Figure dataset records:
##########

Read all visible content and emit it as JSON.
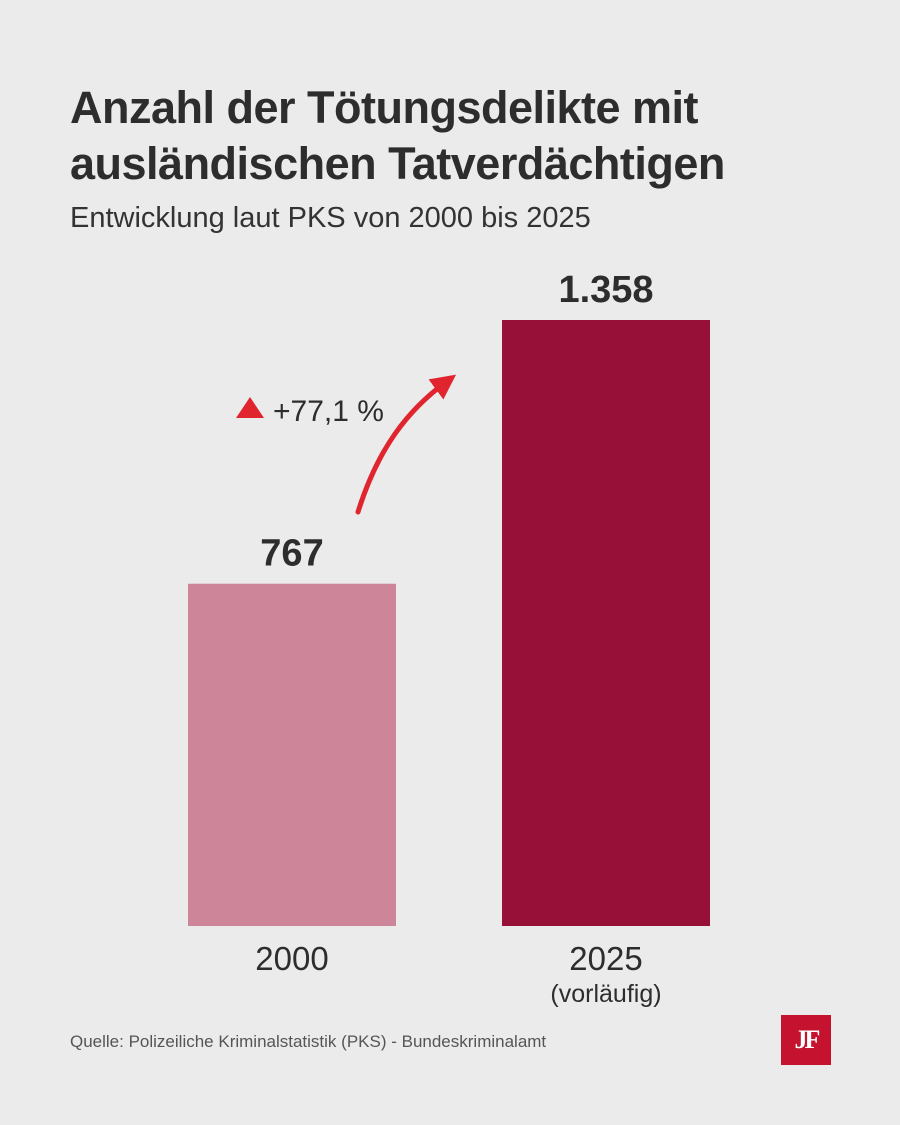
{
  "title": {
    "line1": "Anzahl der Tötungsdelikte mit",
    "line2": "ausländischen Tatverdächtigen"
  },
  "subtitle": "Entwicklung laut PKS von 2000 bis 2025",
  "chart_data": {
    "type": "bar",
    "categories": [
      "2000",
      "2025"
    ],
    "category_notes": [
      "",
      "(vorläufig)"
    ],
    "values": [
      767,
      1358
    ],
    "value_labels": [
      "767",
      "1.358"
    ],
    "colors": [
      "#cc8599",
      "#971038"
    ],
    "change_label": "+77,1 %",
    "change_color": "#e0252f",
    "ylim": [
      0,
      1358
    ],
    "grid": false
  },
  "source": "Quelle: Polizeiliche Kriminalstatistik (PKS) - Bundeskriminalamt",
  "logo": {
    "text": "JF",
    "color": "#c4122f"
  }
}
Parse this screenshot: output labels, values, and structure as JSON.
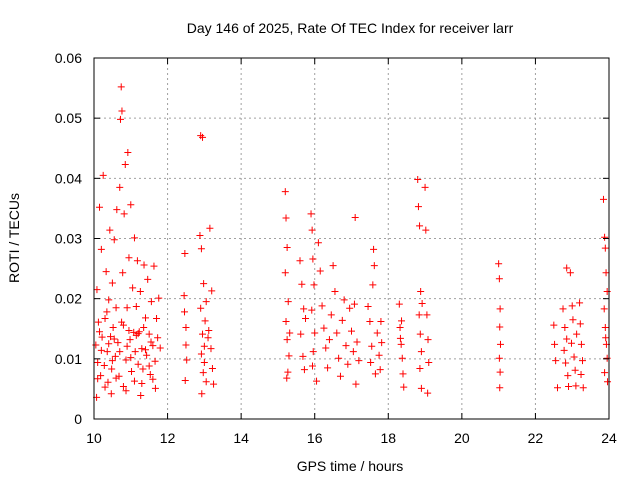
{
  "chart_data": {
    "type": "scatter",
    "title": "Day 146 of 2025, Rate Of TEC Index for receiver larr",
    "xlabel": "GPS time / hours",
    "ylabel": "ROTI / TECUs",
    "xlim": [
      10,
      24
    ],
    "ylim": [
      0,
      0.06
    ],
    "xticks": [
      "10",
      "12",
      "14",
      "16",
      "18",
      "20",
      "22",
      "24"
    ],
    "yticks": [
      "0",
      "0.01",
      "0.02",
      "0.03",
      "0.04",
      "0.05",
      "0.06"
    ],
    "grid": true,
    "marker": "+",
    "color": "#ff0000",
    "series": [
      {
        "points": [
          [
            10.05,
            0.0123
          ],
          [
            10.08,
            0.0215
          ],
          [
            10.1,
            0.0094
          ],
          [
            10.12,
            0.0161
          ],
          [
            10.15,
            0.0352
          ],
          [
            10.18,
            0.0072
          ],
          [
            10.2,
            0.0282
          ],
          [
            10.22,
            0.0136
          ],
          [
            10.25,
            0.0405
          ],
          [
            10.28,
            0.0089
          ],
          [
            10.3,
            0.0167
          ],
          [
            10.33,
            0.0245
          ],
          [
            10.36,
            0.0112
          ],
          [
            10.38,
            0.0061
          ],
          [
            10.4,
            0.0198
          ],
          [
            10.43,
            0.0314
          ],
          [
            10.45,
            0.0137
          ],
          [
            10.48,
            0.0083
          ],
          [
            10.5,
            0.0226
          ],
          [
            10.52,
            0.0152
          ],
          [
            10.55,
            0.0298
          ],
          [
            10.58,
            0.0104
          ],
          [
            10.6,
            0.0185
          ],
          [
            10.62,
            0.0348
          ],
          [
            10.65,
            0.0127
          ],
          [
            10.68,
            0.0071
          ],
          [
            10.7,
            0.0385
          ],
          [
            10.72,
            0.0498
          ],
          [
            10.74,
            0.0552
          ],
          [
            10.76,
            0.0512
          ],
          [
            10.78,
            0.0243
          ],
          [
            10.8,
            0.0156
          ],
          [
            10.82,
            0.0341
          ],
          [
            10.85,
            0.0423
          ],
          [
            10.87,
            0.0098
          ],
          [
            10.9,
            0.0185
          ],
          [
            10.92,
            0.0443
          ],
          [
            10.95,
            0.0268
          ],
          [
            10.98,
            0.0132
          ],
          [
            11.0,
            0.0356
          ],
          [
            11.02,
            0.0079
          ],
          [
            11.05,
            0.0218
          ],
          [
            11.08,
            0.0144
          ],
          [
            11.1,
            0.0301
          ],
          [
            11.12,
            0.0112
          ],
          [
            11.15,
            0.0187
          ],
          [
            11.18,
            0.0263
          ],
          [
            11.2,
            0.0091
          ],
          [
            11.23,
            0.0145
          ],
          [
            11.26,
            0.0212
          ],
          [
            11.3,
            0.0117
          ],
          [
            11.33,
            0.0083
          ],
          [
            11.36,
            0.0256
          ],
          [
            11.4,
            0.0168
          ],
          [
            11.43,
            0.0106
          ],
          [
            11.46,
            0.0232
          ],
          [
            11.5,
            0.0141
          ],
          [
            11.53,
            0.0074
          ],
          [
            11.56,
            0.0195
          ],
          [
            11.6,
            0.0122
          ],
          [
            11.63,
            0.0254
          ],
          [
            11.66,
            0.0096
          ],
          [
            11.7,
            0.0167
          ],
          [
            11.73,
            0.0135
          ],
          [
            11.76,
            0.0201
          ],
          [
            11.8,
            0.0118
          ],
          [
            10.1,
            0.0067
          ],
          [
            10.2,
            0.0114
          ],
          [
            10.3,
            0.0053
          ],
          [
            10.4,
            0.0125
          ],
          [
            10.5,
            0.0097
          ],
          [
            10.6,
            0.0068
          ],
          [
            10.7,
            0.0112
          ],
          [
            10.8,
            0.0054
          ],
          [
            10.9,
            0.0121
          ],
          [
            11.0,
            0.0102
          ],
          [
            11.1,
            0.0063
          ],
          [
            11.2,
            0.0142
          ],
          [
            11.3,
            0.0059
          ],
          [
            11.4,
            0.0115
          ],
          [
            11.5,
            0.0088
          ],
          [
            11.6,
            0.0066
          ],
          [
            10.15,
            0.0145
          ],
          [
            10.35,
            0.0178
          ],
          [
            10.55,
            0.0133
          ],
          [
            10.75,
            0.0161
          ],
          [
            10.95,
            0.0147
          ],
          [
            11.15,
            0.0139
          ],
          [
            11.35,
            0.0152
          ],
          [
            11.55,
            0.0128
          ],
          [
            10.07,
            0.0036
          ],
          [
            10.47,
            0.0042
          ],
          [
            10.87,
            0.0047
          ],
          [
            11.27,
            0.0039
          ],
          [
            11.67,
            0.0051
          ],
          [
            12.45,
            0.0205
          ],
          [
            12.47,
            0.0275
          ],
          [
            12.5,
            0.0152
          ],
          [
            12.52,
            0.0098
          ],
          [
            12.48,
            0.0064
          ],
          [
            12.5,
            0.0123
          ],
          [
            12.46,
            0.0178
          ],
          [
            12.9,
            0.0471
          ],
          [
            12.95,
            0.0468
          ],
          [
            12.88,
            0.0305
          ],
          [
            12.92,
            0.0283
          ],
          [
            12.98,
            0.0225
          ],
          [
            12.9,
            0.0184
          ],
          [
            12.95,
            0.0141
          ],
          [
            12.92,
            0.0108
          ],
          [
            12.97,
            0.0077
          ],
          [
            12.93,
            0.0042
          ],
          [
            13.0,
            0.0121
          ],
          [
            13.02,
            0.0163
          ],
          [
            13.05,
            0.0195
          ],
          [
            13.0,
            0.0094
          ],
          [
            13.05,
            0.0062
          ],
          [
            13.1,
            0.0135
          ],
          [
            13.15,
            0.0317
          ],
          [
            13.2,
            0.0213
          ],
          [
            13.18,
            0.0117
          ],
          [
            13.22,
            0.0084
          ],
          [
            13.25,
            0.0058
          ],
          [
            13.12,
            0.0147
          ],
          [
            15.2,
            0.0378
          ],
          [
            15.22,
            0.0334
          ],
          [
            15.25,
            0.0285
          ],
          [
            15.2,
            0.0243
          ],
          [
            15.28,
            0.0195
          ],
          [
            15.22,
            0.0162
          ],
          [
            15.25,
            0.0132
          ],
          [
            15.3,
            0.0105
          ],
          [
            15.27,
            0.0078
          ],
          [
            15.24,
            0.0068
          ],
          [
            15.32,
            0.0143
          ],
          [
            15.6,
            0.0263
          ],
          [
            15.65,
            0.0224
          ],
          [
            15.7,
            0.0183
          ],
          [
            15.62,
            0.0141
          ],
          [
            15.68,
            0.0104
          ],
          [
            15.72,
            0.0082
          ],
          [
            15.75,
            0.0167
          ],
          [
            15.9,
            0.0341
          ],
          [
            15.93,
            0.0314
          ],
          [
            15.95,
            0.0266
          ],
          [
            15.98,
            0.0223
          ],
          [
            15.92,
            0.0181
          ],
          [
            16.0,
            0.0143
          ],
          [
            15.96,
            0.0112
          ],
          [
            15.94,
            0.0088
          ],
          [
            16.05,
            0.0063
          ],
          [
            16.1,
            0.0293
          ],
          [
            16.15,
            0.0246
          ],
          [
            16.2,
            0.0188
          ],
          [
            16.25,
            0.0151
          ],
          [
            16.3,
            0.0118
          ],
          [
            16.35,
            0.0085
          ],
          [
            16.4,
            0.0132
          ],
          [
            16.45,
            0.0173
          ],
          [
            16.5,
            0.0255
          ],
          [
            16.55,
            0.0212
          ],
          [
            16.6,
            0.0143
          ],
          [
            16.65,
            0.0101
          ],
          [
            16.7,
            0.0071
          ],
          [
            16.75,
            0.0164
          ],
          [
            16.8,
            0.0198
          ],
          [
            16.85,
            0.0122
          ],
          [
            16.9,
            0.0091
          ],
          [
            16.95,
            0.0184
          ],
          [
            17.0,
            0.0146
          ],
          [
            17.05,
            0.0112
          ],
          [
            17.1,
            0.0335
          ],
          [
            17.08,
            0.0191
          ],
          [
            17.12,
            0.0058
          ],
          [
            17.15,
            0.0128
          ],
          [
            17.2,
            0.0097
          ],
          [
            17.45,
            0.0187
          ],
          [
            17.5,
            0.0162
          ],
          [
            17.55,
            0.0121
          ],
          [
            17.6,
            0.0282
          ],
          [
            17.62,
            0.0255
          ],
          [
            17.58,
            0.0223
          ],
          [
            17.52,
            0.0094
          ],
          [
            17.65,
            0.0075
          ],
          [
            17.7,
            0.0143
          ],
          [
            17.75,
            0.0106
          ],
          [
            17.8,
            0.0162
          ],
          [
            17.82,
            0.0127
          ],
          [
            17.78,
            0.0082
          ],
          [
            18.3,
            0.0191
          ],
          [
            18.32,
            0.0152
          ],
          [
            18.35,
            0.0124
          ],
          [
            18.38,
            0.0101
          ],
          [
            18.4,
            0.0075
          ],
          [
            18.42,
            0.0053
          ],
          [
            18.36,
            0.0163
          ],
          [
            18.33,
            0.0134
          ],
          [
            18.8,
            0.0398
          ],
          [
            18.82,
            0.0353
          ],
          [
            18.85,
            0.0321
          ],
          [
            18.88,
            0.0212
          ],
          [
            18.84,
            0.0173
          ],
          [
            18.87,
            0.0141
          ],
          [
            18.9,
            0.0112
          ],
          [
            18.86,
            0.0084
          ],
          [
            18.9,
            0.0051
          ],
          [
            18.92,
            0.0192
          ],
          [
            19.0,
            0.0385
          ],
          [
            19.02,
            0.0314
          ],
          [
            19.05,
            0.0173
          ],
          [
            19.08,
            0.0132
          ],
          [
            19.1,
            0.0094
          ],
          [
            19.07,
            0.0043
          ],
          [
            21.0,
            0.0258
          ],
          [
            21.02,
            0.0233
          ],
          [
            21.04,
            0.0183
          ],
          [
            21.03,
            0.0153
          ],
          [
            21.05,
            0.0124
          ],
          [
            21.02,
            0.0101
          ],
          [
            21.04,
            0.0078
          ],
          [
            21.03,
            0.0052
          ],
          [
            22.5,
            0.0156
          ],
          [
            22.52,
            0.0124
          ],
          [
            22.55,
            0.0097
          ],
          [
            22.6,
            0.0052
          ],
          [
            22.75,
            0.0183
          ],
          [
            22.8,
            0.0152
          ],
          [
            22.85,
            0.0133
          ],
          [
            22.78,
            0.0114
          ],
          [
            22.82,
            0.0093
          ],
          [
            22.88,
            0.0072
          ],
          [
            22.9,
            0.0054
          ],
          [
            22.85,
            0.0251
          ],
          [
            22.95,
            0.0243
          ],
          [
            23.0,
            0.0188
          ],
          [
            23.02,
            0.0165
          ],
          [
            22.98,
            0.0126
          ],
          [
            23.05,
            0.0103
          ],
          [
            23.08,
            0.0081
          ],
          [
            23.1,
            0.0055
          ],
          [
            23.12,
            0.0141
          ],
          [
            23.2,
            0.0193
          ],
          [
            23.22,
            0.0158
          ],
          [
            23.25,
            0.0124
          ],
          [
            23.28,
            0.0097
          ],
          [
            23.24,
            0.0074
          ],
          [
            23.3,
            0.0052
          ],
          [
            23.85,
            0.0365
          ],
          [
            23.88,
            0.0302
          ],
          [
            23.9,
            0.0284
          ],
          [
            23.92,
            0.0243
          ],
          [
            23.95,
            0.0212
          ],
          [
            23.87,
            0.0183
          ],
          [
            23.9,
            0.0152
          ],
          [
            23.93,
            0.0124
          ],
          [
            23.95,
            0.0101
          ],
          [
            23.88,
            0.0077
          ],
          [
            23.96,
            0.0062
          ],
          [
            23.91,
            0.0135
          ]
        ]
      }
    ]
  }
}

##########

Goal -> Extract all lines from the data in which "values" is found.

Result for this exercise ->
    "values": [
Parse this screenshot: output labels, values, and structure as JSON.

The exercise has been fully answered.